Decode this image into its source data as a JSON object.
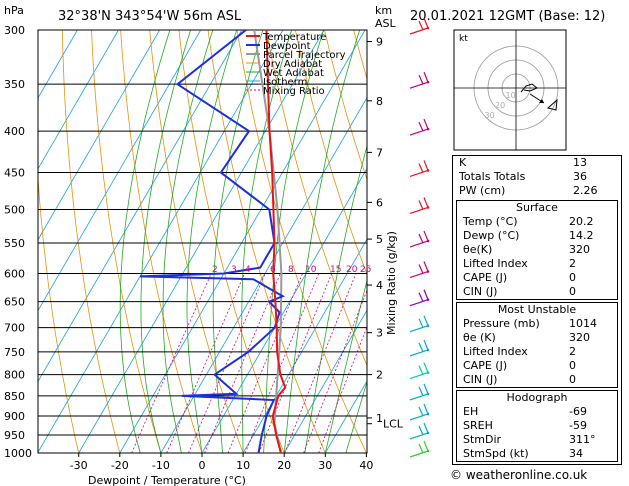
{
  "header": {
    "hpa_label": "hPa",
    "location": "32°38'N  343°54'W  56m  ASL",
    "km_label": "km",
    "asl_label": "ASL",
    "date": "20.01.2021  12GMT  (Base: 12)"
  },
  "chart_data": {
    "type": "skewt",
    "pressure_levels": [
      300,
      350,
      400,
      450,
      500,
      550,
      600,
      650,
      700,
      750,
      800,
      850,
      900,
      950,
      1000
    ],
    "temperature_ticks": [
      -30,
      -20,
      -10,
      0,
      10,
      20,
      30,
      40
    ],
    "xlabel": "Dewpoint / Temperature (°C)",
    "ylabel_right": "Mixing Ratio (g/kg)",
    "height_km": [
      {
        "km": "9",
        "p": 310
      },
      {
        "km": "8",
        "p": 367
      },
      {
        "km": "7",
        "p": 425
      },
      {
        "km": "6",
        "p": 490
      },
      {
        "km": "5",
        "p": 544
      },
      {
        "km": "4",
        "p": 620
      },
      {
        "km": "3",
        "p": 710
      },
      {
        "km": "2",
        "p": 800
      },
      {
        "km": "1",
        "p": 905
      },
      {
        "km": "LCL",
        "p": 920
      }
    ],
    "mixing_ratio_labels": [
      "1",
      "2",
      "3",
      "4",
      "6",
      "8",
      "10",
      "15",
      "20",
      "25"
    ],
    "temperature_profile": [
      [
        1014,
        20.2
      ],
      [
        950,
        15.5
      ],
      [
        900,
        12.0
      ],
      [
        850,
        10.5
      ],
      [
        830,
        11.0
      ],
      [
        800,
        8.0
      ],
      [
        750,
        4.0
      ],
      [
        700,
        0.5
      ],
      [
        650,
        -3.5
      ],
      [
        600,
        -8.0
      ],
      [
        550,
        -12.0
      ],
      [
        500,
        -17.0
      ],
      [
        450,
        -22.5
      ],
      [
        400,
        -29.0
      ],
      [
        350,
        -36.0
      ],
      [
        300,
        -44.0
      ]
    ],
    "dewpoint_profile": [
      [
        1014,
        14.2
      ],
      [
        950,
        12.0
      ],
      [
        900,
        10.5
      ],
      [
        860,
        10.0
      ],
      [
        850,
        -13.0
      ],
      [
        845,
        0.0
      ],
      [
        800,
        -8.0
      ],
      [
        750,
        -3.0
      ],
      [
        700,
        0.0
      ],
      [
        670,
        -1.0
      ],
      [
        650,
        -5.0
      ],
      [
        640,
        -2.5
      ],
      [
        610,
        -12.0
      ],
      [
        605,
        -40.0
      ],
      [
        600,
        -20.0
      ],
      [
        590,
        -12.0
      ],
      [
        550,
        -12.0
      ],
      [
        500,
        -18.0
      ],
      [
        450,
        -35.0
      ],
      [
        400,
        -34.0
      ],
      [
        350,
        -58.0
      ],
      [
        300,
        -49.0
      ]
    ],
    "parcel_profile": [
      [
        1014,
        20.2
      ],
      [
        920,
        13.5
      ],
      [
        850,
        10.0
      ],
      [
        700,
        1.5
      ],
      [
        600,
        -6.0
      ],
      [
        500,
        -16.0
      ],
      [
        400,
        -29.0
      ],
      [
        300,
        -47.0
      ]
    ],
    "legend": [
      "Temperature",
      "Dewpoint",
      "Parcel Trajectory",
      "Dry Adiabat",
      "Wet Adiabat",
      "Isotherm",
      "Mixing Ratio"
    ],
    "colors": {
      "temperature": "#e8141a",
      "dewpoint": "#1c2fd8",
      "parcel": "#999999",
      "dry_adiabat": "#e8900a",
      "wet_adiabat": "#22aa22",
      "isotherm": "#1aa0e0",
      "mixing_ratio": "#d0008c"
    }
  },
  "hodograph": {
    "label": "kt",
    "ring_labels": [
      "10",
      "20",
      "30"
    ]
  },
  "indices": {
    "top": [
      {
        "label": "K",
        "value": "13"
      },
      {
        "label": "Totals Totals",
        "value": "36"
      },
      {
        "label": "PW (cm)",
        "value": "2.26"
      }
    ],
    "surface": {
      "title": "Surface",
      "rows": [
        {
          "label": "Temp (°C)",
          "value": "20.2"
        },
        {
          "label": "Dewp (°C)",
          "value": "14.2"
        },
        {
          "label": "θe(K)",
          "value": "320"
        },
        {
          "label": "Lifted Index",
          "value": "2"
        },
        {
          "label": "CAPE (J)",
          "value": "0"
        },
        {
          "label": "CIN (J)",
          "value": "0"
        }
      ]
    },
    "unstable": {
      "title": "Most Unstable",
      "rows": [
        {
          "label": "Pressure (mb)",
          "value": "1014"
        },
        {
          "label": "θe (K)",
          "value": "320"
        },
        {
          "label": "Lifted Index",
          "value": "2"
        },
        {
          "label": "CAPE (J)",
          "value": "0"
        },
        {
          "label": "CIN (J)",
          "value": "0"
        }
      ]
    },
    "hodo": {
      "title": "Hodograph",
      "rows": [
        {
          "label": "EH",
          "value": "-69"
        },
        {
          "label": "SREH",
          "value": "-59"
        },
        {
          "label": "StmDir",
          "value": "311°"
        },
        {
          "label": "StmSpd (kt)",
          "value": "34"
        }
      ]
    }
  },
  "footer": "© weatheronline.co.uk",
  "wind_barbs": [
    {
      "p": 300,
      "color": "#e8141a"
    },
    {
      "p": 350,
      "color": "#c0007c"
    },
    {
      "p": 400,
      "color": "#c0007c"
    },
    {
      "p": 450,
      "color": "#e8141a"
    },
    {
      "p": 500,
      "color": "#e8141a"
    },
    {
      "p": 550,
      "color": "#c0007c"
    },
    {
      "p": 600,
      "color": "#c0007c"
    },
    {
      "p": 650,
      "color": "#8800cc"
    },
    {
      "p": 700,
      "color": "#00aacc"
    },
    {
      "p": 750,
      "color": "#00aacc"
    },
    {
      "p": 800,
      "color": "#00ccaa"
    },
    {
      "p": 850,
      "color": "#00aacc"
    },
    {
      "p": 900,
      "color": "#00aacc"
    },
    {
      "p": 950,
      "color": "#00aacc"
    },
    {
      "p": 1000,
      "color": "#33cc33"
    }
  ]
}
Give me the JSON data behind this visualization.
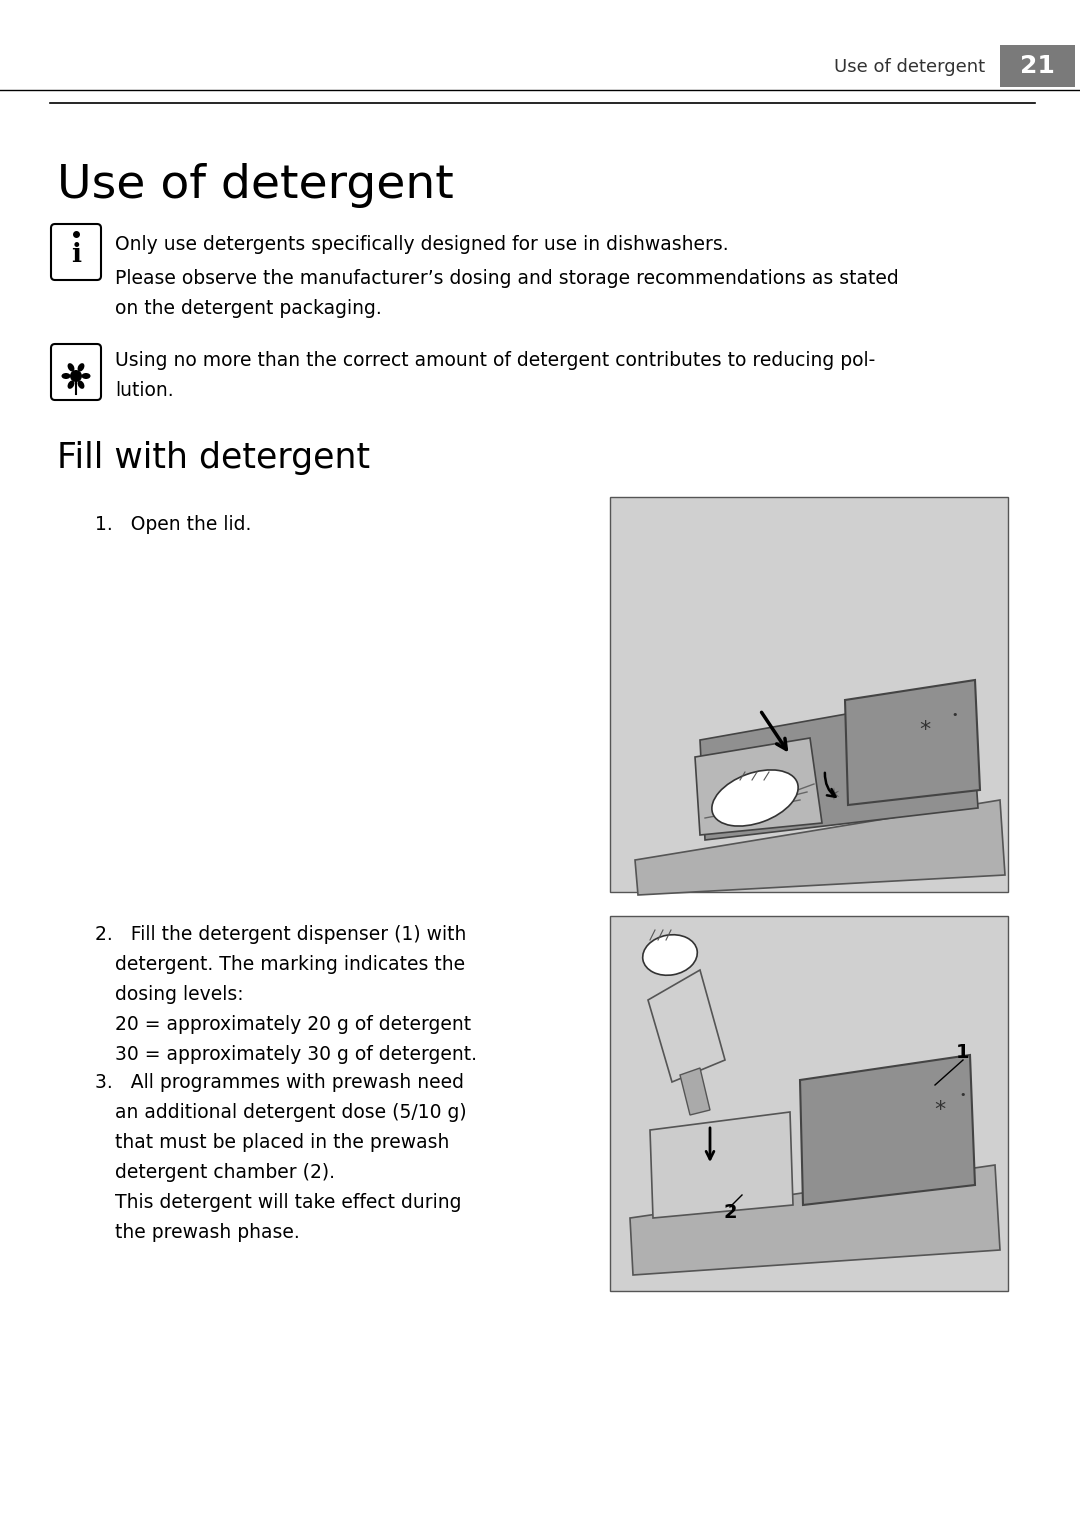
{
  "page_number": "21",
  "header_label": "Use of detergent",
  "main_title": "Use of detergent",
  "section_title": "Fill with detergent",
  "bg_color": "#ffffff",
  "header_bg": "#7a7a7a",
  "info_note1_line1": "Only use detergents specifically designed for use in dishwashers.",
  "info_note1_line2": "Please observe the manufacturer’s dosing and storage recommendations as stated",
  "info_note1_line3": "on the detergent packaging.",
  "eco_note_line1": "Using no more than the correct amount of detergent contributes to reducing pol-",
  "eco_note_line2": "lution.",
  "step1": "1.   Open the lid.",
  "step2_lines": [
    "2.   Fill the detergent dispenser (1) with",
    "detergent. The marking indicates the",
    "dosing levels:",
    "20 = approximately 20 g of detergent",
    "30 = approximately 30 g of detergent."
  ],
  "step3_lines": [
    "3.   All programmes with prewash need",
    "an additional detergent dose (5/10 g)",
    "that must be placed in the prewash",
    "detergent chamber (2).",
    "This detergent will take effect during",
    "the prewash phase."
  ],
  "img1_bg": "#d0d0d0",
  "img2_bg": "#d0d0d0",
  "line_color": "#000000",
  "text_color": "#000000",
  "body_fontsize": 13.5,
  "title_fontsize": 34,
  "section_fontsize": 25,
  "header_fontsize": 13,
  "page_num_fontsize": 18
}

==============================

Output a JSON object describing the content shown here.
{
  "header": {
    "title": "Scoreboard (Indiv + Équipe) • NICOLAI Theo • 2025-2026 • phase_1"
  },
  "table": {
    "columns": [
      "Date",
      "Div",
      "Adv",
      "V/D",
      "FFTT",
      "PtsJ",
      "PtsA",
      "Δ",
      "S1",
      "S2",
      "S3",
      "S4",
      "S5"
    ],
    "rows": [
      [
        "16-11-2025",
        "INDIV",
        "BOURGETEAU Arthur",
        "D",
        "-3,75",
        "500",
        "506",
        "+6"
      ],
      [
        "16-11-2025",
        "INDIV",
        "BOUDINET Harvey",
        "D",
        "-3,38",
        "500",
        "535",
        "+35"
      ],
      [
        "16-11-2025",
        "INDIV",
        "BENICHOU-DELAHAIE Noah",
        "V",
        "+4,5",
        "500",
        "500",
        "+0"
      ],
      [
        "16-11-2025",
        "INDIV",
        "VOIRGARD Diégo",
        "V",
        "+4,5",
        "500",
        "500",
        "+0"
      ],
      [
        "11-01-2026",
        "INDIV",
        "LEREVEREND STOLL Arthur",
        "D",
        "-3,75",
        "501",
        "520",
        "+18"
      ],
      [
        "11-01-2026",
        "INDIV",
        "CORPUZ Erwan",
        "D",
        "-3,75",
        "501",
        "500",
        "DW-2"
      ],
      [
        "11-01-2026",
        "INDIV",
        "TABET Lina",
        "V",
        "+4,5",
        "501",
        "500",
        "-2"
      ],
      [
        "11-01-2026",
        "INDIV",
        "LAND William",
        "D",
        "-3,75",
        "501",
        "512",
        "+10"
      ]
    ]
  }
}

==============================

Count how many lines above include the word "approximately" and answer with that figure only.

#### Complete answer
2